# To do
Starting at the line that holds "What does this", copy every line exactly through the end of the data, and no others.

# Records for the task
######

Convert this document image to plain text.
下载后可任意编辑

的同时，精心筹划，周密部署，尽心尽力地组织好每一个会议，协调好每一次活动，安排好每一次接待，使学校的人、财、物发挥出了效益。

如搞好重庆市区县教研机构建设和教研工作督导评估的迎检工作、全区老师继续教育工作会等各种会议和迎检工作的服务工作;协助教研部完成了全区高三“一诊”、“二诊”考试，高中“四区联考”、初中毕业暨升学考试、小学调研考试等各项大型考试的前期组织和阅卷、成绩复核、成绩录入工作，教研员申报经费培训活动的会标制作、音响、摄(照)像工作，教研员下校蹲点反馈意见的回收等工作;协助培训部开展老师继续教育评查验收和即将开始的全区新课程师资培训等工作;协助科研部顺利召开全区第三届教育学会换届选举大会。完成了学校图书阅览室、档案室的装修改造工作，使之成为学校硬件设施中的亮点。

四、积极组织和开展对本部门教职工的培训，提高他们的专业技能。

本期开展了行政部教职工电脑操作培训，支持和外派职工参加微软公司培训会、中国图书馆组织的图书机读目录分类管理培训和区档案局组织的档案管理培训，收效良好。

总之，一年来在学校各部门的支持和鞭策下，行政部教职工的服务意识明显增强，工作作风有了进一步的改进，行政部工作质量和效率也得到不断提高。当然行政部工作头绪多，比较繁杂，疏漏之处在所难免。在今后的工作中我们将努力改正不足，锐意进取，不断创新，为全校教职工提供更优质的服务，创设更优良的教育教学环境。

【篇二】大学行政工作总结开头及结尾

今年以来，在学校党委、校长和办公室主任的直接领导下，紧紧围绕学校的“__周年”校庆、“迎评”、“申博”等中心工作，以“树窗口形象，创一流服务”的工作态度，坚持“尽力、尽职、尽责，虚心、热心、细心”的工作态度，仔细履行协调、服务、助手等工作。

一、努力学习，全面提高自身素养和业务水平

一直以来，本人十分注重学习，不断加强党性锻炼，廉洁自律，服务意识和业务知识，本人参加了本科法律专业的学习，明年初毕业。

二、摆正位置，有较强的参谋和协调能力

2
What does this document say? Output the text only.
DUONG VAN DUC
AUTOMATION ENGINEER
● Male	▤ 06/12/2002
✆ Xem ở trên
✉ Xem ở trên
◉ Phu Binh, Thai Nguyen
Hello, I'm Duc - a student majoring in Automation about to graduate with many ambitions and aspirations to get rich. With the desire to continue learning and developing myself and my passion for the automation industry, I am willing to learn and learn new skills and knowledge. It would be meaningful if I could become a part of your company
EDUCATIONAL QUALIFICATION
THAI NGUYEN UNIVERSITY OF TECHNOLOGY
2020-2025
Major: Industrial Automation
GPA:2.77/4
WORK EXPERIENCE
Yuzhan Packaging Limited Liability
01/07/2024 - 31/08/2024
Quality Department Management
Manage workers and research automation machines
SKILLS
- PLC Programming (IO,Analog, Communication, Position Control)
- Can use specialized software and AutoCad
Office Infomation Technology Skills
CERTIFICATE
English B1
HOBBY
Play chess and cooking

######

# Answer in full
What does this document say? Output the text only.
DUONG VAN DUC
AUTOMATION ENGINEER
● Male	▤ 06/12/2002
✆ Xem ở trên
✉ Xem ở trên
◉ Phu Binh, Thai Nguyen
Hello, I'm Duc - a student majoring in Automation about to graduate with many ambitions and aspirations to get rich. With the desire to continue learning and developing myself and my passion for the automation industry, I am willing to learn and learn new skills and knowledge. It would be meaningful if I could become a part of your company
EDUCATIONAL QUALIFICATION
THAI NGUYEN UNIVERSITY OF TECHNOLOGY
2020-2025
Major: Industrial Automation
GPA:2.77/4
WORK EXPERIENCE
Yuzhan Packaging Limited Liability
01/07/2024 - 31/08/2024
Quality Department Management
Manage workers and research automation machines
SKILLS
- PLC Programming (IO,Analog, Communication, Position Control)
- Can use specialized software and AutoCad
Office Infomation Technology Skills
CERTIFICATE
English B1
HOBBY
Play chess and cooking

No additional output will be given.